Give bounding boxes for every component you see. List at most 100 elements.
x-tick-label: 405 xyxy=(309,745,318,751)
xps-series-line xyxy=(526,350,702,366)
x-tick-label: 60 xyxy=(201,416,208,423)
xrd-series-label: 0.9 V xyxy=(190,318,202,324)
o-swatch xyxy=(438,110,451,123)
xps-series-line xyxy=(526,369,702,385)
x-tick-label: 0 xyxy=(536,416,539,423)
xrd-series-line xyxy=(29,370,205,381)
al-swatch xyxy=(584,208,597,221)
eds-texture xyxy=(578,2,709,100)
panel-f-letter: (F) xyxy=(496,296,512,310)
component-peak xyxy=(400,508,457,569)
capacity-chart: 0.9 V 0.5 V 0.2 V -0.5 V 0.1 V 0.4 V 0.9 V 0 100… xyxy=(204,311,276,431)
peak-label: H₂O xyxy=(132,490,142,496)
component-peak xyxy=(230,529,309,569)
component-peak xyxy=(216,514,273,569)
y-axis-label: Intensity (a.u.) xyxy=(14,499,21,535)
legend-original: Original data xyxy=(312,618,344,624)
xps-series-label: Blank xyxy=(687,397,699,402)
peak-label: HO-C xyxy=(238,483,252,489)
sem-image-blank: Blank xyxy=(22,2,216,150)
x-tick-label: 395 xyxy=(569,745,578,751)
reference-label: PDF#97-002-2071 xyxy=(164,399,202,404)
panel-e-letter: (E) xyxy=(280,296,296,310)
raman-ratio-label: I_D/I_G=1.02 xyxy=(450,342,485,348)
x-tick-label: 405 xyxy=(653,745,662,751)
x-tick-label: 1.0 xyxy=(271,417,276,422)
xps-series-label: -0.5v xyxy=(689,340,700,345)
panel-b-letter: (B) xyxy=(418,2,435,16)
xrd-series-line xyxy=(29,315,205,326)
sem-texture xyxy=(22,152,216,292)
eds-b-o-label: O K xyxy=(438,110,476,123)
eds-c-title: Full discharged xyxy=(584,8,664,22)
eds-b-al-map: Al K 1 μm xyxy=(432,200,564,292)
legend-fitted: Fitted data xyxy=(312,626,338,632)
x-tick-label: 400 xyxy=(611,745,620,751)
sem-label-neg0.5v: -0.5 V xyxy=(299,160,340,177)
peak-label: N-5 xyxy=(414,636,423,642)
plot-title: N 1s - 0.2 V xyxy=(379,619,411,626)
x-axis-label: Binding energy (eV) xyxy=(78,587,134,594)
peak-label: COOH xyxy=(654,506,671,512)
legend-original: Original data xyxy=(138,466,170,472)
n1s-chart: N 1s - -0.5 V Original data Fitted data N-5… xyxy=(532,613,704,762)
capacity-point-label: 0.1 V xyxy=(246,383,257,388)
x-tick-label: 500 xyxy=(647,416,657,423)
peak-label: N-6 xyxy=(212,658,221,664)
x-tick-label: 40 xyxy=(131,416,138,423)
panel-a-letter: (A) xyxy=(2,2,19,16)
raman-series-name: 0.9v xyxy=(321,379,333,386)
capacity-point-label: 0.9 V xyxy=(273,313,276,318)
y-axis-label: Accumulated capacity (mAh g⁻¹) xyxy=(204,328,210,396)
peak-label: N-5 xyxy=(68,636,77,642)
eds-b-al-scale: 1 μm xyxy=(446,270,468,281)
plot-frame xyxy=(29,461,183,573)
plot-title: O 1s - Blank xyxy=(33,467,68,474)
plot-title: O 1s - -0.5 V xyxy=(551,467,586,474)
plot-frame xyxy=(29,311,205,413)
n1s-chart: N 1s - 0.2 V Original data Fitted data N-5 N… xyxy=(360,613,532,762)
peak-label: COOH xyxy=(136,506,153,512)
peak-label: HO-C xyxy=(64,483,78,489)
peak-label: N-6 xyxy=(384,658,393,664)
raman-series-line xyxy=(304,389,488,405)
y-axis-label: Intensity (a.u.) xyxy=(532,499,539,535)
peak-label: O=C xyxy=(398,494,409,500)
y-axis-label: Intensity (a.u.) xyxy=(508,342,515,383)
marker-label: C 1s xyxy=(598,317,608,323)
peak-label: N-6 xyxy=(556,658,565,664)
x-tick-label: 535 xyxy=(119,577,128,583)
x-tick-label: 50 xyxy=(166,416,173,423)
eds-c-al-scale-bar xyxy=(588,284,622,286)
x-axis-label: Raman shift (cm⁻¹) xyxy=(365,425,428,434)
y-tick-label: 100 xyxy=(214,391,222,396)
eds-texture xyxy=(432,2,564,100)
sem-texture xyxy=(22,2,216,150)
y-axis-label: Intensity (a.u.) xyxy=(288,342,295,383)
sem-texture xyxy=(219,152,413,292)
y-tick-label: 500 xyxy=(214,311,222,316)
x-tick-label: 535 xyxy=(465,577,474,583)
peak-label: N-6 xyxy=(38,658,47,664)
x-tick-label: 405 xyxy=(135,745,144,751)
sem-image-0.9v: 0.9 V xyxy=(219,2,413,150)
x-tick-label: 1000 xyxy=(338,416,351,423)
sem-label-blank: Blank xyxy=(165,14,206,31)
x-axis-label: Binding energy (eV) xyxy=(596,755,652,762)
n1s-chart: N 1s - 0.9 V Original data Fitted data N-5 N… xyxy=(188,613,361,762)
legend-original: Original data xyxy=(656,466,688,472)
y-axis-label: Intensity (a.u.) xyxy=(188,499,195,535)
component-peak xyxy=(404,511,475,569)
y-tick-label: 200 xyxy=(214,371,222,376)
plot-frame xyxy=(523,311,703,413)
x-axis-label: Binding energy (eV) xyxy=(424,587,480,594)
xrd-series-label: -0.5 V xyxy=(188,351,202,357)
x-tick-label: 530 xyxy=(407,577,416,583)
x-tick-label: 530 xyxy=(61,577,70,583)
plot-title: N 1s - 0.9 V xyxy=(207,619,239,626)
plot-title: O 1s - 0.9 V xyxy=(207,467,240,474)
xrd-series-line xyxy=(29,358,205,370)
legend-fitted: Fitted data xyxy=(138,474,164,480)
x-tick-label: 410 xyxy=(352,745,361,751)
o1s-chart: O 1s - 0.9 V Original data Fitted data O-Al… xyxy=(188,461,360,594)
################
SHORT PROBLEM:
Could you write out the data from its first line through the line containing "component-peak xyxy=(216,514,273,569)", switching "xps-series-line" to "xps-curve" and keeping everything else the same?

OUTPUT BELOW:
Give bounding boxes for every component you see. List at most 100 elements.
x-tick-label: 405 xyxy=(309,745,318,751)
xps-curve xyxy=(526,350,702,366)
x-tick-label: 60 xyxy=(201,416,208,423)
xrd-series-label: 0.9 V xyxy=(190,318,202,324)
o-swatch xyxy=(438,110,451,123)
xps-curve xyxy=(526,369,702,385)
x-tick-label: 0 xyxy=(536,416,539,423)
xrd-series-line xyxy=(29,370,205,381)
al-swatch xyxy=(584,208,597,221)
eds-texture xyxy=(578,2,709,100)
panel-f-letter: (F) xyxy=(496,296,512,310)
component-peak xyxy=(400,508,457,569)
capacity-chart: 0.9 V 0.5 V 0.2 V -0.5 V 0.1 V 0.4 V 0.9 V 0 100… xyxy=(204,311,276,431)
peak-label: H₂O xyxy=(132,490,142,496)
component-peak xyxy=(230,529,309,569)
component-peak xyxy=(216,514,273,569)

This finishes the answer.